What you will do
Find each line that has the string "driftskostnad" and give the total, with nothing else.

Data records
========

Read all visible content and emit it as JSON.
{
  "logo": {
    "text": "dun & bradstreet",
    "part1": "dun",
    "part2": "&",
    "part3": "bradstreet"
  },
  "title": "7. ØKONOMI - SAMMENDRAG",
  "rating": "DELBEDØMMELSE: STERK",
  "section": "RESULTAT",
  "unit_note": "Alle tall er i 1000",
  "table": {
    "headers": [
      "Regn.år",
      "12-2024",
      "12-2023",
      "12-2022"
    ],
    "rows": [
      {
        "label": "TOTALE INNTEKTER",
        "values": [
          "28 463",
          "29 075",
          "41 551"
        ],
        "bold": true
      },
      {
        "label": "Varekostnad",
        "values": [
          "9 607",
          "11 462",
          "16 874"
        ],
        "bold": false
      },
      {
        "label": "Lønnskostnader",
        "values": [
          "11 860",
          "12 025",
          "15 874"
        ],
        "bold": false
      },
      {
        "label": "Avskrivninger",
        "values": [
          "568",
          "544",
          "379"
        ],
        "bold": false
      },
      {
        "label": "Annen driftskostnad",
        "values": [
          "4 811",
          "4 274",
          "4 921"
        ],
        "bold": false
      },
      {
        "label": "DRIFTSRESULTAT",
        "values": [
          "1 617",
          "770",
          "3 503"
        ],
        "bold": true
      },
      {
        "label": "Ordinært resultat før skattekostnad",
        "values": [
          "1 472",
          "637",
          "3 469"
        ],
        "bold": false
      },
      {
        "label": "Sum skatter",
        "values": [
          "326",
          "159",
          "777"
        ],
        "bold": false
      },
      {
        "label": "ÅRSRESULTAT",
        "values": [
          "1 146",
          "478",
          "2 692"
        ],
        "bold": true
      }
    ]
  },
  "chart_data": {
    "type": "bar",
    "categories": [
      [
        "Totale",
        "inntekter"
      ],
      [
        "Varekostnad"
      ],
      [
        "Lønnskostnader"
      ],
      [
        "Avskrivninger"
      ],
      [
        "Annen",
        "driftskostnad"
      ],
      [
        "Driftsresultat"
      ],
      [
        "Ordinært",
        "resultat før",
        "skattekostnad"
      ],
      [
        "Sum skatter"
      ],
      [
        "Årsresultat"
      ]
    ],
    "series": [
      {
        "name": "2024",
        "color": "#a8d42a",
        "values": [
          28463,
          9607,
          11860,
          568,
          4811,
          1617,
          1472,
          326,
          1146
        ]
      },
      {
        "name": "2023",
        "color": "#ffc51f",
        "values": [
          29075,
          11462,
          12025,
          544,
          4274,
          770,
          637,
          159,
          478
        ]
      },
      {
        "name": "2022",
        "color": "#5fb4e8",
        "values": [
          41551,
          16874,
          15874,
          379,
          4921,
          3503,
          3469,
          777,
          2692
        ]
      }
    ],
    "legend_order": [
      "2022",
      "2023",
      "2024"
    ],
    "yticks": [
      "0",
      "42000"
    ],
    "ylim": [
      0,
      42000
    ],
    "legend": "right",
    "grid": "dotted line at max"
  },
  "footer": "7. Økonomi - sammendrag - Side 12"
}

========

Result below
2